(Dataset rows about figures)
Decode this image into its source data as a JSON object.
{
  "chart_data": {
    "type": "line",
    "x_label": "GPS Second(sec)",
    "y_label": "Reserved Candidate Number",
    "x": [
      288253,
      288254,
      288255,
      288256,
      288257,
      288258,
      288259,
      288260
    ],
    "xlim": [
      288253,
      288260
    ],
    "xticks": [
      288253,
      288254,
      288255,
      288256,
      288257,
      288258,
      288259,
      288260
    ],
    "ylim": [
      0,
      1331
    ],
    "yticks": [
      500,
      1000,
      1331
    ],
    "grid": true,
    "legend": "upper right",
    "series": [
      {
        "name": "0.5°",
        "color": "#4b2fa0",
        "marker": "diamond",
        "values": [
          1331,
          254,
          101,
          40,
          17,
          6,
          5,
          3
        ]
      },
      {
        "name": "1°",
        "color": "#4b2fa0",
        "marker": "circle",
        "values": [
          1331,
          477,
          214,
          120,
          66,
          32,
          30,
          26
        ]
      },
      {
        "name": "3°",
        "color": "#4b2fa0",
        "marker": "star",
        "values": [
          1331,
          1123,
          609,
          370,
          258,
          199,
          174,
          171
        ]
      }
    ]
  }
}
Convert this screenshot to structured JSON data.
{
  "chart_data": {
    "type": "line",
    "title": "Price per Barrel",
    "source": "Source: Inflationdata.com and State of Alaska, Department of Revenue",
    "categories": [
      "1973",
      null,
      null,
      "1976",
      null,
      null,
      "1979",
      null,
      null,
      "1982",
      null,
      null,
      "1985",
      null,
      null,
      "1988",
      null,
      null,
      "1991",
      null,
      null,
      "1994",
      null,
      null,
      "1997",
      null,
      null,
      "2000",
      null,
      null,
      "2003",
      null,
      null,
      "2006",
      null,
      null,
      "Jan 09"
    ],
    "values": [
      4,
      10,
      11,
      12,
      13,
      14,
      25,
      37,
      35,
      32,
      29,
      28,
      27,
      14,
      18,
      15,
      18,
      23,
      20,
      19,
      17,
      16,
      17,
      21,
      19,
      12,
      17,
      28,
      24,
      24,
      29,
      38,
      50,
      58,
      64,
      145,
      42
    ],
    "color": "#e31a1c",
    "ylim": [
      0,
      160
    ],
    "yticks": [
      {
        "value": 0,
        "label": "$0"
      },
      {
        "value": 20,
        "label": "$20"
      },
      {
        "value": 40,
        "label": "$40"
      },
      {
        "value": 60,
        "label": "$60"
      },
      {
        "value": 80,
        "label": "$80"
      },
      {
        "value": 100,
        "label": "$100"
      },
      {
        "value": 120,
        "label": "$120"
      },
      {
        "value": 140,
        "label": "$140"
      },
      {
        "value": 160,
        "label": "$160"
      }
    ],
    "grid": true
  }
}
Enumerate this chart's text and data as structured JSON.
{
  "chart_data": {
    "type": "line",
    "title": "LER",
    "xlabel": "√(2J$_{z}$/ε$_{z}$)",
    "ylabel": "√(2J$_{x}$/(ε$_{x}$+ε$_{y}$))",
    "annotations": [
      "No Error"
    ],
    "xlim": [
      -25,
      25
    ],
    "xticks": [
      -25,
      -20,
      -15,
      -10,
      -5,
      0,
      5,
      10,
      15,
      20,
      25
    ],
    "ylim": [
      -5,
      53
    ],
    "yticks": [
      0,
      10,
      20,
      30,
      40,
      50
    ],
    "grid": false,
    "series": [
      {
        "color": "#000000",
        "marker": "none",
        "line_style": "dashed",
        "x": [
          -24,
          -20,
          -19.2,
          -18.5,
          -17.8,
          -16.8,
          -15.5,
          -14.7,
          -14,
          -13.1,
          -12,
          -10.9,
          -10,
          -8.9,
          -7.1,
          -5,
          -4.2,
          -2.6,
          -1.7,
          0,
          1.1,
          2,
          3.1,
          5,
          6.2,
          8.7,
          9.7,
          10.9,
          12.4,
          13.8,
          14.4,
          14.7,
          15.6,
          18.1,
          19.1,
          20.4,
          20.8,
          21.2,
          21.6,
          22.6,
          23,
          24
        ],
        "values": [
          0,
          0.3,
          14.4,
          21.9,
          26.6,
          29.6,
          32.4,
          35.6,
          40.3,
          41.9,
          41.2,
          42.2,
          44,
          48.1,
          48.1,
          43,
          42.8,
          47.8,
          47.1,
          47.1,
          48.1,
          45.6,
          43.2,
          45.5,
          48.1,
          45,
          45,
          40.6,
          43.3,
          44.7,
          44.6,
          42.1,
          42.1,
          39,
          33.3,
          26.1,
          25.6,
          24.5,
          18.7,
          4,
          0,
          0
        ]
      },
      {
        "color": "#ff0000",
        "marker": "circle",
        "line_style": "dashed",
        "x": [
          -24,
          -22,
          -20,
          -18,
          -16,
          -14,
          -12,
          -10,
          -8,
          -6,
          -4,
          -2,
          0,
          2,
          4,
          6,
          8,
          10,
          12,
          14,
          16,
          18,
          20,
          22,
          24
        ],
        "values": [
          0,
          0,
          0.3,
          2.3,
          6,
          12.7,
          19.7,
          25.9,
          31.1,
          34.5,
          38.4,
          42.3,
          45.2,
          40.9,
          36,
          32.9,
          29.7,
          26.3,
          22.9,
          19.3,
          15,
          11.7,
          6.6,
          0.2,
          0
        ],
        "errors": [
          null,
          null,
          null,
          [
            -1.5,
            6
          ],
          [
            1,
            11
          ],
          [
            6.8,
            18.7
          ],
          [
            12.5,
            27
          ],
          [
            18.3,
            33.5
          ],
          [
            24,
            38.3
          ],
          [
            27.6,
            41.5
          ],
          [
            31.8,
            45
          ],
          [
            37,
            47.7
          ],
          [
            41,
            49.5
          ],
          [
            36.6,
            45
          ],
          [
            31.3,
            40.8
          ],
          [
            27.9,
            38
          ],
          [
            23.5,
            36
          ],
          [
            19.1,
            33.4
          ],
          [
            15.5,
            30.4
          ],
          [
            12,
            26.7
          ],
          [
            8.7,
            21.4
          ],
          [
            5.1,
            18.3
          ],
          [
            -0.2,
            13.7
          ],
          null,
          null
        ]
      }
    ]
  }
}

* **Stated exercise**: Find how many lines of the entries contain "source". Respond with the number only.

* **Expected answer**: 2